- Figure content listings
↓↓↓

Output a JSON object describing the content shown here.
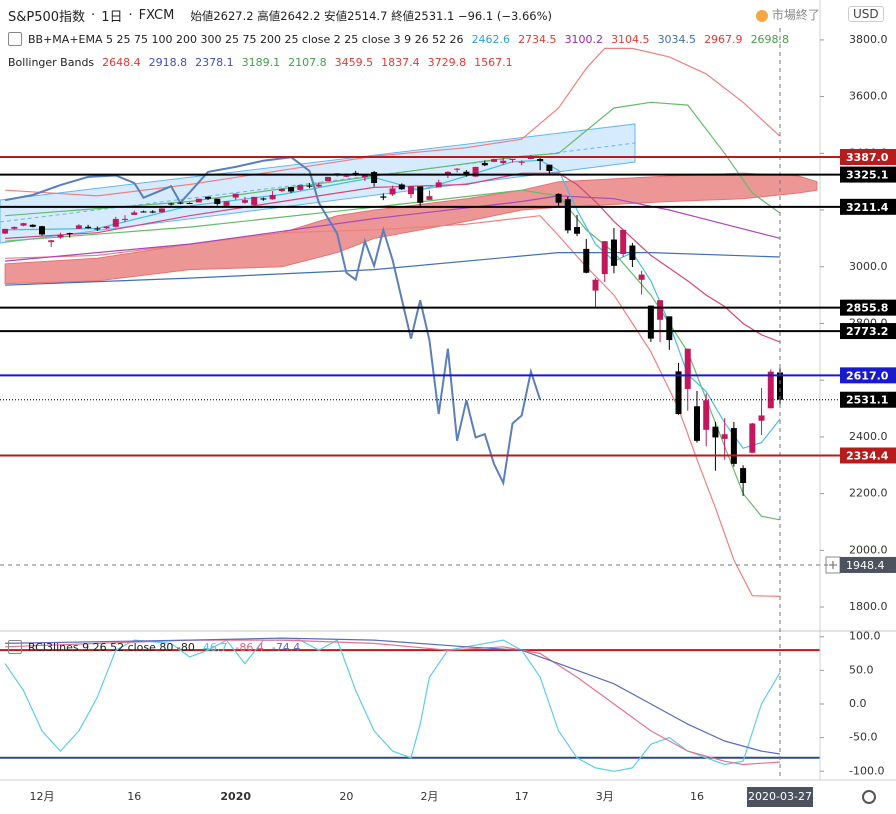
{
  "header": {
    "symbol": "S&P500指数",
    "interval": "1日",
    "source": "FXCM",
    "ohlc_labels": [
      "始値",
      "高値",
      "安値",
      "終値"
    ],
    "change": "−96.1 (−3.66%)",
    "status": "市場終了",
    "currency": "USD"
  },
  "legend": [
    {
      "text": "BB+MA+EMA 5 25 75 100 200 300 25 75 200 25 close 2 25 close 3 9 26 52 26",
      "values": [
        2462.6,
        2734.5,
        3100.2,
        3104.5,
        3034.5,
        2967.9,
        2698.8
      ],
      "colors": [
        "#2f9fd8",
        "#e53935",
        "#9c27b0",
        "#e53935",
        "#3f6fb5",
        "#e53935",
        "#43a047"
      ]
    },
    {
      "text": "Bollinger Bands",
      "values": [
        2648.4,
        2918.8,
        2378.1,
        3189.1,
        2107.8,
        3459.5,
        1837.4,
        3729.8,
        1567.1
      ],
      "colors": [
        "#e53935",
        "#3f51b5",
        "#3f51b5",
        "#43a047",
        "#43a047",
        "#e53935",
        "#e53935",
        "#e53935",
        "#e53935"
      ]
    },
    {
      "text": "RCI3lines 9 26 52 close 80 -80",
      "values": [
        46.7,
        -86.4,
        -74.4
      ],
      "colors": [
        "#4dc8e0",
        "#e06080",
        "#5c6bc0"
      ]
    }
  ],
  "chart_data": [
    {
      "type": "candlestick",
      "up_color": "#c2185b",
      "down_color": "#000000",
      "categories": [
        null,
        null,
        null,
        null,
        "12月",
        null,
        null,
        null,
        null,
        null,
        null,
        null,
        null,
        null,
        "16",
        null,
        null,
        null,
        null,
        null,
        null,
        null,
        null,
        null,
        null,
        "2020",
        null,
        null,
        null,
        null,
        null,
        null,
        null,
        null,
        null,
        null,
        null,
        "20",
        null,
        null,
        null,
        null,
        null,
        null,
        null,
        null,
        "2月",
        null,
        null,
        null,
        null,
        null,
        null,
        null,
        null,
        null,
        "17",
        null,
        null,
        null,
        null,
        null,
        null,
        null,
        null,
        "3月",
        null,
        null,
        null,
        null,
        null,
        null,
        null,
        null,
        null,
        "16",
        null,
        null,
        null,
        null,
        null,
        null,
        null,
        null,
        "2020-03-27"
      ],
      "open": [
        3117,
        3134,
        3145,
        3148,
        3143,
        3087,
        3103,
        3119,
        3134,
        3141,
        3135,
        3136,
        3141,
        3167,
        3183,
        3195,
        3195,
        3192,
        3223,
        3226,
        3225,
        3227,
        3247,
        3240,
        3215,
        3244,
        3226,
        3218,
        3241,
        3238,
        3267,
        3281,
        3271,
        3286,
        3283,
        3302,
        3324,
        3321,
        3331,
        3316,
        3334,
        3248,
        3255,
        3290,
        3256,
        3283,
        3236,
        3280,
        3324,
        3345,
        3335,
        3318,
        3366,
        3370,
        3366,
        3378,
        3369,
        3380,
        3380,
        3360,
        3257,
        3238,
        3140,
        3063,
        2916,
        2974,
        3096,
        3045,
        3075,
        2954,
        2863,
        2813,
        2825,
        2631,
        2569,
        2508,
        2425,
        2436,
        2393,
        2431,
        2290,
        2344,
        2457,
        2501,
        2627.2
      ],
      "high": [
        3134,
        3142,
        3155,
        3150,
        3144,
        3095,
        3120,
        3120,
        3150,
        3148,
        3142,
        3143,
        3176,
        3182,
        3198,
        3198,
        3199,
        3206,
        3226,
        3228,
        3227,
        3240,
        3248,
        3240,
        3231,
        3258,
        3246,
        3247,
        3244,
        3267,
        3276,
        3282,
        3288,
        3295,
        3298,
        3317,
        3330,
        3329,
        3338,
        3326,
        3338,
        3259,
        3286,
        3294,
        3285,
        3283,
        3268,
        3307,
        3337,
        3348,
        3341,
        3353,
        3375,
        3381,
        3385,
        3381,
        3375,
        3394,
        3389,
        3360,
        3259,
        3247,
        3183,
        3098,
        2960,
        3091,
        3137,
        3130,
        3084,
        2986,
        2863,
        2882,
        2825,
        2661,
        2711,
        2562,
        2553,
        2453,
        2466,
        2453,
        2300,
        2449,
        2572,
        2638,
        2642.2
      ],
      "low": [
        3115,
        3131,
        3143,
        3139,
        3110,
        3070,
        3099,
        3103,
        3134,
        3135,
        3126,
        3133,
        3138,
        3157,
        3183,
        3191,
        3189,
        3191,
        3216,
        3221,
        3222,
        3227,
        3235,
        3216,
        3213,
        3235,
        3222,
        3215,
        3233,
        3236,
        3263,
        3260,
        3268,
        3277,
        3280,
        3302,
        3318,
        3316,
        3320,
        3302,
        3283,
        3235,
        3250,
        3271,
        3242,
        3214,
        3236,
        3280,
        3313,
        3333,
        3318,
        3317,
        3355,
        3369,
        3360,
        3367,
        3358,
        3379,
        3341,
        3328,
        3215,
        3118,
        3108,
        2977,
        2855,
        2946,
        2977,
        3035,
        2999,
        2902,
        2735,
        2734,
        2707,
        2478,
        2492,
        2380,
        2367,
        2281,
        2319,
        2295,
        2192,
        2344,
        2407,
        2500,
        2514.7
      ],
      "close": [
        3133.6,
        3140.5,
        3153.6,
        3141,
        3113.9,
        3093.2,
        3112.8,
        3117.4,
        3145.9,
        3136,
        3132.5,
        3141.6,
        3168.6,
        3168.8,
        3191.5,
        3192.5,
        3191.1,
        3205.4,
        3221.2,
        3224,
        3223.4,
        3239.9,
        3240,
        3221.3,
        3230.8,
        3257.9,
        3234.9,
        3246.3,
        3237.2,
        3253.1,
        3274.7,
        3265.4,
        3288.1,
        3283.2,
        3289.3,
        3316.8,
        3329.6,
        3321,
        3321.8,
        3325.5,
        3295.5,
        3243.6,
        3276.2,
        3273.4,
        3283.7,
        3225.5,
        3248.9,
        3297.6,
        3334.7,
        3345.8,
        3327.7,
        3352.1,
        3357.8,
        3379.5,
        3373.9,
        3380.2,
        3370.3,
        3386.2,
        3373.2,
        3337.8,
        3225.9,
        3128.2,
        3116.4,
        2978.8,
        2954.2,
        3090.2,
        3003.4,
        3130.1,
        3023.9,
        2972.4,
        2746.6,
        2882.2,
        2741.4,
        2480.6,
        2711,
        2386.1,
        2529.2,
        2398.1,
        2409.4,
        2304.9,
        2237.4,
        2447.3,
        2475.6,
        2630.1,
        2531.1
      ],
      "ylim": [
        1719,
        3842
      ],
      "yticks": [
        {
          "value": 3800,
          "label": "3800.0"
        },
        {
          "value": 3600,
          "label": "3600.0"
        },
        {
          "value": 3400,
          "label": "3400.0"
        },
        {
          "value": 3200,
          "label": "3200.0"
        },
        {
          "value": 3000,
          "label": "3000.0"
        },
        {
          "value": 2800,
          "label": "2800.0"
        },
        {
          "value": 2600,
          "label": "2600.0"
        },
        {
          "value": 2400,
          "label": "2400.0"
        },
        {
          "value": 2200,
          "label": "2200.0"
        },
        {
          "value": 2000,
          "label": "2000.0"
        },
        {
          "value": 1800,
          "label": "1800.0"
        }
      ],
      "cloud": {
        "color": "#e57373",
        "x": [
          0,
          10,
          20,
          30,
          36,
          40,
          50,
          56,
          60,
          66,
          72,
          80,
          86,
          88
        ],
        "span_a": [
          3010,
          3030,
          3080,
          3120,
          3180,
          3200,
          3240,
          3270,
          3300,
          3310,
          3320,
          3330,
          3320,
          3300
        ],
        "span_b": [
          2940,
          2950,
          2990,
          3000,
          3050,
          3100,
          3160,
          3200,
          3210,
          3220,
          3230,
          3240,
          3260,
          3270
        ]
      },
      "series": [
        {
          "color": "#f08080",
          "x": [
            0,
            10,
            20,
            30,
            40,
            50,
            56,
            60,
            63,
            65,
            68,
            72,
            76,
            80,
            84
          ],
          "values": [
            3270,
            3250,
            3290,
            3340,
            3390,
            3420,
            3450,
            3560,
            3700,
            3770,
            3770,
            3740,
            3680,
            3580,
            3460
          ]
        },
        {
          "color": "#f08080",
          "x": [
            0,
            10,
            20,
            30,
            40,
            50,
            58,
            60,
            63,
            66,
            70,
            73,
            75,
            77,
            79,
            81,
            84
          ],
          "values": [
            3030,
            3040,
            3080,
            3120,
            3130,
            3150,
            3180,
            3110,
            3000,
            2900,
            2700,
            2500,
            2320,
            2150,
            1966,
            1840,
            1837.4
          ]
        },
        {
          "color": "#66bb6a",
          "x": [
            0,
            20,
            40,
            56,
            60,
            63,
            66,
            70,
            74,
            78,
            81,
            84
          ],
          "values": [
            3180,
            3230,
            3320,
            3390,
            3400,
            3480,
            3560,
            3580,
            3570,
            3400,
            3260,
            3189.1
          ]
        },
        {
          "color": "#66bb6a",
          "x": [
            0,
            20,
            40,
            56,
            60,
            63,
            66,
            70,
            74,
            77,
            80,
            82,
            84
          ],
          "values": [
            3090,
            3140,
            3210,
            3270,
            3250,
            3130,
            3050,
            2900,
            2700,
            2450,
            2200,
            2120,
            2107.8
          ]
        },
        {
          "color": "#3f6fb5",
          "x": [
            0,
            20,
            40,
            60,
            70,
            84
          ],
          "values": [
            2935,
            2960,
            2990,
            3050,
            3050,
            3034.5
          ]
        },
        {
          "color": "#ab47bc",
          "x": [
            0,
            20,
            40,
            56,
            60,
            66,
            72,
            78,
            84
          ],
          "values": [
            3020,
            3080,
            3170,
            3230,
            3250,
            3240,
            3200,
            3150,
            3100.2
          ]
        },
        {
          "color": "#d6467a",
          "x": [
            0,
            10,
            20,
            30,
            40,
            50,
            56,
            60,
            62,
            64,
            66,
            70,
            74,
            76,
            78,
            80,
            82,
            84
          ],
          "values": [
            3100,
            3120,
            3180,
            3230,
            3280,
            3290,
            3330,
            3330,
            3290,
            3230,
            3160,
            3040,
            2950,
            2900,
            2860,
            2800,
            2760,
            2734.5
          ]
        },
        {
          "color": "#45c0e0",
          "x": [
            0,
            10,
            20,
            30,
            40,
            45,
            50,
            55,
            58,
            60,
            62,
            64,
            66,
            68,
            70,
            72,
            74,
            76,
            78,
            80,
            82,
            84
          ],
          "values": [
            3130,
            3135,
            3215,
            3255,
            3315,
            3270,
            3320,
            3370,
            3375,
            3340,
            3200,
            3080,
            3020,
            3050,
            2950,
            2800,
            2620,
            2560,
            2450,
            2360,
            2380,
            2462.6
          ]
        },
        {
          "color": "#5b7fb9",
          "x": [
            0,
            3,
            6,
            9,
            12,
            14,
            15,
            18,
            19,
            22,
            25,
            28,
            31,
            33,
            34,
            36,
            37,
            38,
            39,
            40,
            41,
            42,
            44,
            45,
            46,
            47,
            48,
            49,
            50,
            51,
            52,
            53,
            54,
            55,
            56,
            57,
            58
          ],
          "values": [
            3234.9,
            3253.1,
            3288.1,
            3316.8,
            3321.8,
            3295.5,
            3243.6,
            3283.7,
            3225.5,
            3334.7,
            3352.1,
            3373.9,
            3386.2,
            3337.8,
            3225.9,
            3116.4,
            2978.8,
            2954.2,
            3090.2,
            3003.4,
            3130.1,
            3023.9,
            2746.6,
            2882.2,
            2741.4,
            2480.6,
            2711,
            2386.1,
            2529.2,
            2398.1,
            2409.4,
            2304.9,
            2237.4,
            2447.3,
            2475.6,
            2630.1,
            2531.1
          ]
        }
      ],
      "hlines": [
        {
          "value": 3387.0,
          "label": "3387.0",
          "color": "#b71c1c"
        },
        {
          "value": 3325.1,
          "color": "#000000"
        },
        {
          "value": 3211.4,
          "color": "#000000"
        },
        {
          "value": 2855.8,
          "color": "#000000"
        },
        {
          "value": 2773.2,
          "color": "#000000"
        },
        {
          "value": 2617.0,
          "label": "2617.0",
          "color": "#1a1acd"
        },
        {
          "value": 2531.1,
          "color": "#000000",
          "dotted": true
        },
        {
          "value": 2334.4,
          "color": "#b71c1c"
        }
      ],
      "crosshair": {
        "price": 1948.4
      }
    },
    {
      "type": "line",
      "ylim": [
        -113,
        107
      ],
      "yticks": [
        {
          "value": 100,
          "label": "100.0"
        },
        {
          "value": 50,
          "label": "50.0"
        },
        {
          "value": 0,
          "label": "0.0"
        },
        {
          "value": -50,
          "label": "-50.0"
        },
        {
          "value": -100,
          "label": "-100.0"
        }
      ],
      "hlines": [
        {
          "value": 80,
          "color": "#b71c1c"
        },
        {
          "value": -80,
          "color": "#2a4b8d"
        }
      ],
      "series": [
        {
          "color": "#5fcde4",
          "x": [
            0,
            2,
            4,
            6,
            8,
            10,
            12,
            14,
            18,
            20,
            22,
            24,
            26,
            28,
            32,
            34,
            36,
            38,
            40,
            42,
            44,
            45,
            46,
            48,
            50,
            54,
            56,
            58,
            60,
            62,
            64,
            66,
            68,
            70,
            72,
            74,
            76,
            78,
            80,
            82,
            84
          ],
          "values": [
            60,
            20,
            -40,
            -70,
            -40,
            10,
            80,
            95,
            90,
            70,
            80,
            95,
            60,
            95,
            95,
            80,
            95,
            20,
            -40,
            -70,
            -80,
            -30,
            40,
            80,
            85,
            95,
            80,
            40,
            -40,
            -80,
            -95,
            -100,
            -95,
            -60,
            -50,
            -70,
            -80,
            -90,
            -85,
            0,
            46.7
          ]
        },
        {
          "color": "#e57390",
          "x": [
            0,
            10,
            20,
            30,
            40,
            48,
            54,
            58,
            62,
            66,
            70,
            74,
            78,
            80,
            82,
            84
          ],
          "values": [
            85,
            90,
            95,
            95,
            90,
            80,
            85,
            75,
            40,
            0,
            -40,
            -70,
            -85,
            -90,
            -88,
            -86.4
          ]
        },
        {
          "color": "#5c6bc0",
          "x": [
            0,
            20,
            30,
            40,
            50,
            56,
            60,
            66,
            70,
            74,
            78,
            82,
            84
          ],
          "values": [
            90,
            95,
            98,
            95,
            85,
            80,
            60,
            30,
            0,
            -30,
            -55,
            -70,
            -74.4
          ]
        }
      ]
    }
  ]
}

↑↑↑

Report how many lines of the listing above include the word "close". Say nothing but the number.

3